[Extracted data entries]
* * *

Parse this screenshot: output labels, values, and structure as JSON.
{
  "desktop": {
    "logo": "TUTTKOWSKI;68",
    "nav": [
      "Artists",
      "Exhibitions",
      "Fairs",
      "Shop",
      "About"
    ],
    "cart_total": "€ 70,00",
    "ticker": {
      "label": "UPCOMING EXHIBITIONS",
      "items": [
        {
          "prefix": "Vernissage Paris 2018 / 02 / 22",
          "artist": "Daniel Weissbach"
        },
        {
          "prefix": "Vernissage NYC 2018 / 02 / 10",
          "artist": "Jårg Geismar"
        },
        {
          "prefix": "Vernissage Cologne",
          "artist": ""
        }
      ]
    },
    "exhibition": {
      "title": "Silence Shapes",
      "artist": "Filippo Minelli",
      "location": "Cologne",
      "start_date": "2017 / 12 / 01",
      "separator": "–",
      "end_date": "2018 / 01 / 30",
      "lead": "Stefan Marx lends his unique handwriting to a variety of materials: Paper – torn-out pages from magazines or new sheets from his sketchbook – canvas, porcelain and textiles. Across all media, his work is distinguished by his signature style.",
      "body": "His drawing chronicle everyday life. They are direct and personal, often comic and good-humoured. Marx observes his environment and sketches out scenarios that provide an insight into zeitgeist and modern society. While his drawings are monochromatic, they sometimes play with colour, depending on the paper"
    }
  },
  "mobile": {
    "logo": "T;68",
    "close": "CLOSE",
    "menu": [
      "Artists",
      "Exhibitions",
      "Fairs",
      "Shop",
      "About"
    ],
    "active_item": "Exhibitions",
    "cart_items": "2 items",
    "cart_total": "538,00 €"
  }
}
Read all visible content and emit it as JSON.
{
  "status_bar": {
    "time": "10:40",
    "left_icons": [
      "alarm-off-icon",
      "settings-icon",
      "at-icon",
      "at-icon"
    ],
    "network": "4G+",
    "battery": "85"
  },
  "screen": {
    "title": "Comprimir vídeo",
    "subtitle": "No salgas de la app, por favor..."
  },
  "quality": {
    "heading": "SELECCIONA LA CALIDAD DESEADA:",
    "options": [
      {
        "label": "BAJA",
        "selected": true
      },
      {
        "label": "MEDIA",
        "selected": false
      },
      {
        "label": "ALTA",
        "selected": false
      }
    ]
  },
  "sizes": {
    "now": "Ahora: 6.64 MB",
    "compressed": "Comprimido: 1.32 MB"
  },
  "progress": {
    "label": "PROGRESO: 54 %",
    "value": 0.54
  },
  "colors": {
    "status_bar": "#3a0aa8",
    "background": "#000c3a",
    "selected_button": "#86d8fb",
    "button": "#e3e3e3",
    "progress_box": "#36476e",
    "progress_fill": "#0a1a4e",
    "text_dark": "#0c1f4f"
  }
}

* * *

_EXERCISE INSTRUCTIONS_:
What is the number of lines in these records that contain "Marx"? Reply with the number only.

_RESPONSE TO THIS EXERCISE_:
2